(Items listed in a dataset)

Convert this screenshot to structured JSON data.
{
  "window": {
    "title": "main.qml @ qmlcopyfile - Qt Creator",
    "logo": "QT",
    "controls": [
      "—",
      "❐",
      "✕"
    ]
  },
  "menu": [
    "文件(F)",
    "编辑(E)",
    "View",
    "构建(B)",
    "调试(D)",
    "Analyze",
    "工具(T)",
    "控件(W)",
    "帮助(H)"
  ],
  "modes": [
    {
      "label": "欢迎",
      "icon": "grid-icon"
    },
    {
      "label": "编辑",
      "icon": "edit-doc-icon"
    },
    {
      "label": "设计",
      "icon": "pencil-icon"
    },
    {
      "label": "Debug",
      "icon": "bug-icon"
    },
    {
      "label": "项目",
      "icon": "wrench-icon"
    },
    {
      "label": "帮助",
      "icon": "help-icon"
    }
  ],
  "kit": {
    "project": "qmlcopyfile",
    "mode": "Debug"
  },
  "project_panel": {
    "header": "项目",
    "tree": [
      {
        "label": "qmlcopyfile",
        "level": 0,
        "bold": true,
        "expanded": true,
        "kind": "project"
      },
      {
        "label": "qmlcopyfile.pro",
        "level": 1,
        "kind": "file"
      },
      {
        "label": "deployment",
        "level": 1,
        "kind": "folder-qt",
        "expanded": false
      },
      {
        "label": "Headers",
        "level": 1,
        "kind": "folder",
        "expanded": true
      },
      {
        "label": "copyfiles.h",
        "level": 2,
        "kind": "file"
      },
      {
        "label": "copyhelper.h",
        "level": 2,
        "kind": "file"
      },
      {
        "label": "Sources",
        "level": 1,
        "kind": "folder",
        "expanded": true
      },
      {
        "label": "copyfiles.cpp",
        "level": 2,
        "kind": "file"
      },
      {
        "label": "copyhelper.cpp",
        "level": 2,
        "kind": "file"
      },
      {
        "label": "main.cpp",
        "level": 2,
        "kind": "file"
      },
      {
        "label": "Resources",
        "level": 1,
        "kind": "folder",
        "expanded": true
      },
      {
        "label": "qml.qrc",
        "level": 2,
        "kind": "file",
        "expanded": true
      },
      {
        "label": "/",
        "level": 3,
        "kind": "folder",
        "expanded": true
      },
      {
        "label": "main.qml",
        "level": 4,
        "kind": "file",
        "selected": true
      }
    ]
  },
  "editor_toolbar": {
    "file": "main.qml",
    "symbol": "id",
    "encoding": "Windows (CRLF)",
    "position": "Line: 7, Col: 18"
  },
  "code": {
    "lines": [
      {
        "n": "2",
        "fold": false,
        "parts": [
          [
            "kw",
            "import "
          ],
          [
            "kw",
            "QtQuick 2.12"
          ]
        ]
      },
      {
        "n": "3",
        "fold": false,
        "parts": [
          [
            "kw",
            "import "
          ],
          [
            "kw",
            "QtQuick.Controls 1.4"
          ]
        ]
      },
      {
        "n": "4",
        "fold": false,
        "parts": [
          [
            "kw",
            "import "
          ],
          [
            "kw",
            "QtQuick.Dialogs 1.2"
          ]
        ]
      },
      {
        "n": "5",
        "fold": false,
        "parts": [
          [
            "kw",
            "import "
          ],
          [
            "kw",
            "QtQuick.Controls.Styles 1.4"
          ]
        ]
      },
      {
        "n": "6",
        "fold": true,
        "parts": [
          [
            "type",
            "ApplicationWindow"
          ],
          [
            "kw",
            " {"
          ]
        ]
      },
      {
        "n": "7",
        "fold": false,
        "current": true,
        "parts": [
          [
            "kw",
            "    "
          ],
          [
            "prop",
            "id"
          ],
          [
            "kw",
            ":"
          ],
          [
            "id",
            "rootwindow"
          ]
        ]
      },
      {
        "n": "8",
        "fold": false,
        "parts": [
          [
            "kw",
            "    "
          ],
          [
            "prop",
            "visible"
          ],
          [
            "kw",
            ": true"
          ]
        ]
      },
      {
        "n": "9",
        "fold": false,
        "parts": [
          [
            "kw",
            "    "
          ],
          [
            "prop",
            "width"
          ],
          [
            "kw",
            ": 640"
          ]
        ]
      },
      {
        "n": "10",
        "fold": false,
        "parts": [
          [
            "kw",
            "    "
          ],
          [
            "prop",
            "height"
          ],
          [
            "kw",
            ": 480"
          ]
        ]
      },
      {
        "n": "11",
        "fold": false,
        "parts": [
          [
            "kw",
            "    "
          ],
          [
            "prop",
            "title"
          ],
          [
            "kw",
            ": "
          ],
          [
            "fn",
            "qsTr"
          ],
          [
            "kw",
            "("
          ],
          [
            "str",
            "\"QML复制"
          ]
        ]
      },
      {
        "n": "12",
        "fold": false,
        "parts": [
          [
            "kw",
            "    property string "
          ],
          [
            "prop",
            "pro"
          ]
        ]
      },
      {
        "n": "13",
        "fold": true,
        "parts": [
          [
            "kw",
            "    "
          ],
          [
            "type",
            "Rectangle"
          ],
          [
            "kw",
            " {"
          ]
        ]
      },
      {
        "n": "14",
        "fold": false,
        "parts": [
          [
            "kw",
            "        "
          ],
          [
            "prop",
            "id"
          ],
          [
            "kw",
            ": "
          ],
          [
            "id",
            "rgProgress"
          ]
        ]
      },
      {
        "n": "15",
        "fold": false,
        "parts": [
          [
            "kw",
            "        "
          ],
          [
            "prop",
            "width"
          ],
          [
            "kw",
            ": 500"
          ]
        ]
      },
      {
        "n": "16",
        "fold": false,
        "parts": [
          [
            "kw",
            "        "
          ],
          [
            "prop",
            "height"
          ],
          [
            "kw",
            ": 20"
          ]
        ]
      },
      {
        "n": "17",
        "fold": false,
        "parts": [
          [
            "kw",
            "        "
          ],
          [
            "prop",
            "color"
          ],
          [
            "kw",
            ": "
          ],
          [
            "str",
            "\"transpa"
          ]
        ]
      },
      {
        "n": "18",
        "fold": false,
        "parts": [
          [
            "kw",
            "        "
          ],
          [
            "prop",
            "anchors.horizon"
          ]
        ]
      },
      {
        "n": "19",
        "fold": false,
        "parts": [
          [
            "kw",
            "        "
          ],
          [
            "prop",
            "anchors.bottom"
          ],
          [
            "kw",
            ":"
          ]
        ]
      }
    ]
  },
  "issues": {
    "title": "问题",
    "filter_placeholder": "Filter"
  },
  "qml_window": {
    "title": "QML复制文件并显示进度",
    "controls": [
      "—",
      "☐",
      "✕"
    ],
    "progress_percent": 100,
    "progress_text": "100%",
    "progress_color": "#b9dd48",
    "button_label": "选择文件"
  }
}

### [REQUEST]
Transcribe the data above in full, exactly.

### [REPLY]
Convert this screenshot to structured JSON data.
{
  "window": {
    "title": "main.qml @ qmlcopyfile - Qt Creator",
    "logo": "QT",
    "controls": [
      "—",
      "❐",
      "✕"
    ]
  },
  "menu": [
    "文件(F)",
    "编辑(E)",
    "View",
    "构建(B)",
    "调试(D)",
    "Analyze",
    "工具(T)",
    "控件(W)",
    "帮助(H)"
  ],
  "modes": [
    {
      "label": "欢迎",
      "icon": "grid-icon"
    },
    {
      "label": "编辑",
      "icon": "edit-doc-icon"
    },
    {
      "label": "设计",
      "icon": "pencil-icon"
    },
    {
      "label": "Debug",
      "icon": "bug-icon"
    },
    {
      "label": "项目",
      "icon": "wrench-icon"
    },
    {
      "label": "帮助",
      "icon": "help-icon"
    }
  ],
  "kit": {
    "project": "qmlcopyfile",
    "mode": "Debug"
  },
  "project_panel": {
    "header": "项目",
    "tree": [
      {
        "label": "qmlcopyfile",
        "level": 0,
        "bold": true,
        "expanded": true,
        "kind": "project"
      },
      {
        "label": "qmlcopyfile.pro",
        "level": 1,
        "kind": "file"
      },
      {
        "label": "deployment",
        "level": 1,
        "kind": "folder-qt",
        "expanded": false
      },
      {
        "label": "Headers",
        "level": 1,
        "kind": "folder",
        "expanded": true
      },
      {
        "label": "copyfiles.h",
        "level": 2,
        "kind": "file"
      },
      {
        "label": "copyhelper.h",
        "level": 2,
        "kind": "file"
      },
      {
        "label": "Sources",
        "level": 1,
        "kind": "folder",
        "expanded": true
      },
      {
        "label": "copyfiles.cpp",
        "level": 2,
        "kind": "file"
      },
      {
        "label": "copyhelper.cpp",
        "level": 2,
        "kind": "file"
      },
      {
        "label": "main.cpp",
        "level": 2,
        "kind": "file"
      },
      {
        "label": "Resources",
        "level": 1,
        "kind": "folder",
        "expanded": true
      },
      {
        "label": "qml.qrc",
        "level": 2,
        "kind": "file",
        "expanded": true
      },
      {
        "label": "/",
        "level": 3,
        "kind": "folder",
        "expanded": true
      },
      {
        "label": "main.qml",
        "level": 4,
        "kind": "file",
        "selected": true
      }
    ]
  },
  "editor_toolbar": {
    "file": "main.qml",
    "symbol": "id",
    "encoding": "Windows (CRLF)",
    "position": "Line: 7, Col: 18"
  },
  "code": {
    "lines": [
      {
        "n": "2",
        "fold": false,
        "parts": [
          [
            "kw",
            "import "
          ],
          [
            "kw",
            "QtQuick 2.12"
          ]
        ]
      },
      {
        "n": "3",
        "fold": false,
        "parts": [
          [
            "kw",
            "import "
          ],
          [
            "kw",
            "QtQuick.Controls 1.4"
          ]
        ]
      },
      {
        "n": "4",
        "fold": false,
        "parts": [
          [
            "kw",
            "import "
          ],
          [
            "kw",
            "QtQuick.Dialogs 1.2"
          ]
        ]
      },
      {
        "n": "5",
        "fold": false,
        "parts": [
          [
            "kw",
            "import "
          ],
          [
            "kw",
            "QtQuick.Controls.Styles 1.4"
          ]
        ]
      },
      {
        "n": "6",
        "fold": true,
        "parts": [
          [
            "type",
            "ApplicationWindow"
          ],
          [
            "kw",
            " {"
          ]
        ]
      },
      {
        "n": "7",
        "fold": false,
        "current": true,
        "parts": [
          [
            "kw",
            "    "
          ],
          [
            "prop",
            "id"
          ],
          [
            "kw",
            ":"
          ],
          [
            "id",
            "rootwindow"
          ]
        ]
      },
      {
        "n": "8",
        "fold": false,
        "parts": [
          [
            "kw",
            "    "
          ],
          [
            "prop",
            "visible"
          ],
          [
            "kw",
            ": true"
          ]
        ]
      },
      {
        "n": "9",
        "fold": false,
        "parts": [
          [
            "kw",
            "    "
          ],
          [
            "prop",
            "width"
          ],
          [
            "kw",
            ": 640"
          ]
        ]
      },
      {
        "n": "10",
        "fold": false,
        "parts": [
          [
            "kw",
            "    "
          ],
          [
            "prop",
            "height"
          ],
          [
            "kw",
            ": 480"
          ]
        ]
      },
      {
        "n": "11",
        "fold": false,
        "parts": [
          [
            "kw",
            "    "
          ],
          [
            "prop",
            "title"
          ],
          [
            "kw",
            ": "
          ],
          [
            "fn",
            "qsTr"
          ],
          [
            "kw",
            "("
          ],
          [
            "str",
            "\"QML复制"
          ]
        ]
      },
      {
        "n": "12",
        "fold": false,
        "parts": [
          [
            "kw",
            "    property string "
          ],
          [
            "prop",
            "pro"
          ]
        ]
      },
      {
        "n": "13",
        "fold": true,
        "parts": [
          [
            "kw",
            "    "
          ],
          [
            "type",
            "Rectangle"
          ],
          [
            "kw",
            " {"
          ]
        ]
      },
      {
        "n": "14",
        "fold": false,
        "parts": [
          [
            "kw",
            "        "
          ],
          [
            "prop",
            "id"
          ],
          [
            "kw",
            ": "
          ],
          [
            "id",
            "rgProgress"
          ]
        ]
      },
      {
        "n": "15",
        "fold": false,
        "parts": [
          [
            "kw",
            "        "
          ],
          [
            "prop",
            "width"
          ],
          [
            "kw",
            ": 500"
          ]
        ]
      },
      {
        "n": "16",
        "fold": false,
        "parts": [
          [
            "kw",
            "        "
          ],
          [
            "prop",
            "height"
          ],
          [
            "kw",
            ": 20"
          ]
        ]
      },
      {
        "n": "17",
        "fold": false,
        "parts": [
          [
            "kw",
            "        "
          ],
          [
            "prop",
            "color"
          ],
          [
            "kw",
            ": "
          ],
          [
            "str",
            "\"transpa"
          ]
        ]
      },
      {
        "n": "18",
        "fold": false,
        "parts": [
          [
            "kw",
            "        "
          ],
          [
            "prop",
            "anchors.horizon"
          ]
        ]
      },
      {
        "n": "19",
        "fold": false,
        "parts": [
          [
            "kw",
            "        "
          ],
          [
            "prop",
            "anchors.bottom"
          ],
          [
            "kw",
            ":"
          ]
        ]
      }
    ]
  },
  "issues": {
    "title": "问题",
    "filter_placeholder": "Filter"
  },
  "qml_window": {
    "title": "QML复制文件并显示进度",
    "controls": [
      "—",
      "☐",
      "✕"
    ],
    "progress_percent": 100,
    "progress_text": "100%",
    "progress_color": "#b9dd48",
    "button_label": "选择文件"
  }
}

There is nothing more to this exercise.